-- START Given data --
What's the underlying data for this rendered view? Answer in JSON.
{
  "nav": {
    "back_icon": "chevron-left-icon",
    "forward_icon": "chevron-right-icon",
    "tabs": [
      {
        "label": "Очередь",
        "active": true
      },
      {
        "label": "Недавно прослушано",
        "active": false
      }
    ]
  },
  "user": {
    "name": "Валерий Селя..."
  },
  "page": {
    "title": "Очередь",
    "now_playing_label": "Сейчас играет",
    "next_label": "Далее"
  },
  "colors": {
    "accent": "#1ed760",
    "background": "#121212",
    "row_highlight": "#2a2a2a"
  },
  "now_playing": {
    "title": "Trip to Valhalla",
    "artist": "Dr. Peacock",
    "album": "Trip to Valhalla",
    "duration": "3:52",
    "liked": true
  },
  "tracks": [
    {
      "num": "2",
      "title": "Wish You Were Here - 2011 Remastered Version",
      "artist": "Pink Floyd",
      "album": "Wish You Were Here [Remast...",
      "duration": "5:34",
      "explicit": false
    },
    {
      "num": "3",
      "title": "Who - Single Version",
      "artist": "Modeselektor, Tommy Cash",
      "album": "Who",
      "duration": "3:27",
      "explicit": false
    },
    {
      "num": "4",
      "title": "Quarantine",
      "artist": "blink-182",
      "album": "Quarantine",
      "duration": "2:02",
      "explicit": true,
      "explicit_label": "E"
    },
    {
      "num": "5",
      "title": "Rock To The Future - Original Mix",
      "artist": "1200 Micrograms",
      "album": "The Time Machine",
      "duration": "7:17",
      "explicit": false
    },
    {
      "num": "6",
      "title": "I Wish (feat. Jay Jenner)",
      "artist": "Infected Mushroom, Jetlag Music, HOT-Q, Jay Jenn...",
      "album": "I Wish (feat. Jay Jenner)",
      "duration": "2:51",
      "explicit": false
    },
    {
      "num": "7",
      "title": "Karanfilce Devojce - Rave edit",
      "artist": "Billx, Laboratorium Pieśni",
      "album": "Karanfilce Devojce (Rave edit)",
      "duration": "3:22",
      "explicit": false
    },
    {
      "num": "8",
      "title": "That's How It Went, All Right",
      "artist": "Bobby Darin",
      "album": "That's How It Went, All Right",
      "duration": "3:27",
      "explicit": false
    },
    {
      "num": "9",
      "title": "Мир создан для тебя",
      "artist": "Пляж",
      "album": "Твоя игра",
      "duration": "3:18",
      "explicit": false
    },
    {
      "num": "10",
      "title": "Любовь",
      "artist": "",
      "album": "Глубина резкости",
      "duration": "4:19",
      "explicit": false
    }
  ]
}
-- END Given data --
» Objective: All of the entries above must be quoted exactly.

» Reply:
What's the underlying data for this rendered view? Answer in JSON.
{
  "nav": {
    "back_icon": "chevron-left-icon",
    "forward_icon": "chevron-right-icon",
    "tabs": [
      {
        "label": "Очередь",
        "active": true
      },
      {
        "label": "Недавно прослушано",
        "active": false
      }
    ]
  },
  "user": {
    "name": "Валерий Селя..."
  },
  "page": {
    "title": "Очередь",
    "now_playing_label": "Сейчас играет",
    "next_label": "Далее"
  },
  "colors": {
    "accent": "#1ed760",
    "background": "#121212",
    "row_highlight": "#2a2a2a"
  },
  "now_playing": {
    "title": "Trip to Valhalla",
    "artist": "Dr. Peacock",
    "album": "Trip to Valhalla",
    "duration": "3:52",
    "liked": true
  },
  "tracks": [
    {
      "num": "2",
      "title": "Wish You Were Here - 2011 Remastered Version",
      "artist": "Pink Floyd",
      "album": "Wish You Were Here [Remast...",
      "duration": "5:34",
      "explicit": false
    },
    {
      "num": "3",
      "title": "Who - Single Version",
      "artist": "Modeselektor, Tommy Cash",
      "album": "Who",
      "duration": "3:27",
      "explicit": false
    },
    {
      "num": "4",
      "title": "Quarantine",
      "artist": "blink-182",
      "album": "Quarantine",
      "duration": "2:02",
      "explicit": true,
      "explicit_label": "E"
    },
    {
      "num": "5",
      "title": "Rock To The Future - Original Mix",
      "artist": "1200 Micrograms",
      "album": "The Time Machine",
      "duration": "7:17",
      "explicit": false
    },
    {
      "num": "6",
      "title": "I Wish (feat. Jay Jenner)",
      "artist": "Infected Mushroom, Jetlag Music, HOT-Q, Jay Jenn...",
      "album": "I Wish (feat. Jay Jenner)",
      "duration": "2:51",
      "explicit": false
    },
    {
      "num": "7",
      "title": "Karanfilce Devojce - Rave edit",
      "artist": "Billx, Laboratorium Pieśni",
      "album": "Karanfilce Devojce (Rave edit)",
      "duration": "3:22",
      "explicit": false
    },
    {
      "num": "8",
      "title": "That's How It Went, All Right",
      "artist": "Bobby Darin",
      "album": "That's How It Went, All Right",
      "duration": "3:27",
      "explicit": false
    },
    {
      "num": "9",
      "title": "Мир создан для тебя",
      "artist": "Пляж",
      "album": "Твоя игра",
      "duration": "3:18",
      "explicit": false
    },
    {
      "num": "10",
      "title": "Любовь",
      "artist": "",
      "album": "Глубина резкости",
      "duration": "4:19",
      "explicit": false
    }
  ]
}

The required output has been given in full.